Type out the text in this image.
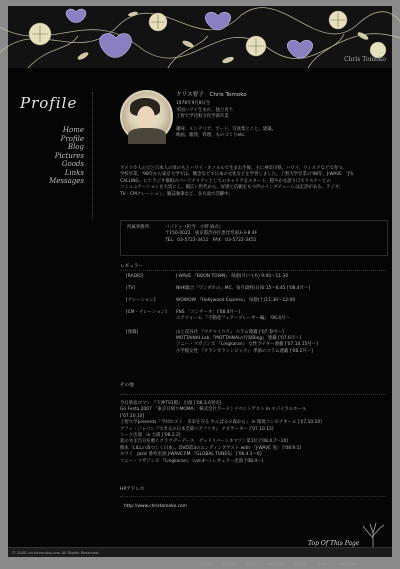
Chris Tomoko
Profile
Home
Profile
Blog
Pictures
Goods
Links
Messages
クリス智子　Chris Tomoko
1976年9月8日生
米国ハワイ生まれ、独立育ち
上智大学比較文化学部卒業

趣味：インテリア、アート、写真集とこと、建築。
映画、雑貨、料理、ものづくりetc.
アメリカ人の父と日本人の母のもとハワイ・ホノルルで生まれ生後、主に神奈川県、ハワイ、ウィスクなどで育つ。
学校卒業、'98年から東京大学では、概念などで日本の文化などを学習しました。上智大学卒業の'98年、J-WAVE 「J'S
CALLING」にてラジオ番組のパーソナリティとしてのキャリアをスタート。穏やかな語り口でリスナーとの
コミュニケーションを大切にし、幅広い世代から、好感と信頼をもつ声のインタビューには定評がある。ラジオ、
TV・CMナレーション、雑誌執筆など、多方面で活躍中。
所属事務所：	パパドゥ（担当：小野 麻衣）
〒150-0022　東京都渋谷区恵比寿南3-3-8 4F
TEL：03-5722-3411　FAX：03-5722-3451
レギュラー
[RADIO]	J-WAVE 『BOON TOWN』 毎週(月)～(木) 9:00～11:30
[TV]	NHK総合『ワンダホの』MC、毎月最終(日)6:15～6:45 ['08.4月～]
[ナレーション]	WOWOW 『Hollywood Express』 毎週(土)11:30～12:00
[CM・ナレーション] FNS 「コンチータ」['08.4月～]
エアウォーム 『不動産フェアープレーヤー編』 '06.4月～
[連載]	山と渓谷社 『マナマイコワ』 コラム連載 ['07.春号～]
MOTTAINAI Lab 『MOTTAINAIの付録Blog』 連載 ['07.6月～]
ソニー・マガジンズ 『Lingkaran』 女性ライター連載 ['07.10.15号～]
小学館女性 『クラシカラシンピック』 季節のコラム連載 ['08.2月～]
その他
今日新宿ロマン 『天神TS1館』 出演 ['08.3.6発売]
Go Festa 2007 「東京日帰りMOMA」 株式会社ラーメンイベントゲスト in スパイラルホール
['07.10.10]
上智大学presents「今回ホスト　未来を守る やんばるの森から」 in 環境コンビナオール ['07.10.10]
アフィ・ジャパン『できるの日本全部へアフリカ』 ナビゲーター ['07.10.15]
トーク出演　in 大阪 ['08.2.2]
窓のまま自分を磨くクラウデーデース　グッドリバーシネマソン第1位 ['08.4.7～10]
熊本「LILLの森つしく日本」、DVD第3のエンディングゲスト with 『J-WAVE 実』 ['08.9.1]
ホワイ　Jazzi 番外出演 J-WAVE FM 『GLOBAL TUNES』 ['08.4.1～6]
ソニー・マガジンズ 『Lingkaran』 (vol.4～) レギュラー出演 ['08.4～]
HPアドレス
http://www.christomoko.com
Top Of This Page
© 2008 christomoko.com All Rights Reserved.
home	profile	blog	pictures	goods	links	messages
● ● ●
# What is required
Leave the pictures out and copy the rest of the data exactly.

# Task solution
Type out the text in this image.
Chris Tomoko
Profile
Home
Profile
Blog
Pictures
Goods
Links
Messages
クリス智子　Chris Tomoko
1976年9月8日生
米国ハワイ生まれ、独立育ち
上智大学比較文化学部卒業

趣味：インテリア、アート、写真集とこと、建築。
映画、雑貨、料理、ものづくりetc.
アメリカ人の父と日本人の母のもとハワイ・ホノルルで生まれ生後、主に神奈川県、ハワイ、ウィスクなどで育つ。
学校卒業、'98年から東京大学では、概念などで日本の文化などを学習しました。上智大学卒業の'98年、J-WAVE 「J'S
CALLING」にてラジオ番組のパーソナリティとしてのキャリアをスタート。穏やかな語り口でリスナーとの
コミュニケーションを大切にし、幅広い世代から、好感と信頼をもつ声のインタビューには定評がある。ラジオ、
TV・CMナレーション、雑誌執筆など、多方面で活躍中。
所属事務所：	パパドゥ（担当：小野 麻衣）
〒150-0022　東京都渋谷区恵比寿南3-3-8 4F
TEL：03-5722-3411　FAX：03-5722-3451
レギュラー
[RADIO]	J-WAVE 『BOON TOWN』 毎週(月)～(木) 9:00～11:30
[TV]	NHK総合『ワンダホの』MC、毎月最終(日)6:15～6:45 ['08.4月～]
[ナレーション]	WOWOW 『Hollywood Express』 毎週(土)11:30～12:00
[CM・ナレーション] FNS 「コンチータ」['08.4月～]
エアウォーム 『不動産フェアープレーヤー編』 '06.4月～
[連載]	山と渓谷社 『マナマイコワ』 コラム連載 ['07.春号～]
MOTTAINAI Lab 『MOTTAINAIの付録Blog』 連載 ['07.6月～]
ソニー・マガジンズ 『Lingkaran』 女性ライター連載 ['07.10.15号～]
小学館女性 『クラシカラシンピック』 季節のコラム連載 ['08.2月～]
その他
今日新宿ロマン 『天神TS1館』 出演 ['08.3.6発売]
Go Festa 2007 「東京日帰りMOMA」 株式会社ラーメンイベントゲスト in スパイラルホール
['07.10.10]
上智大学presents「今回ホスト　未来を守る やんばるの森から」 in 環境コンビナオール ['07.10.10]
アフィ・ジャパン『できるの日本全部へアフリカ』 ナビゲーター ['07.10.15]
トーク出演　in 大阪 ['08.2.2]
窓のまま自分を磨くクラウデーデース　グッドリバーシネマソン第1位 ['08.4.7～10]
熊本「LILLの森つしく日本」、DVD第3のエンディングゲスト with 『J-WAVE 実』 ['08.9.1]
ホワイ　Jazzi 番外出演 J-WAVE FM 『GLOBAL TUNES』 ['08.4.1～6]
ソニー・マガジンズ 『Lingkaran』 (vol.4～) レギュラー出演 ['08.4～]
HPアドレス
http://www.christomoko.com
Top Of This Page
© 2008 christomoko.com All Rights Reserved.
home	profile	blog	pictures	goods	links	messages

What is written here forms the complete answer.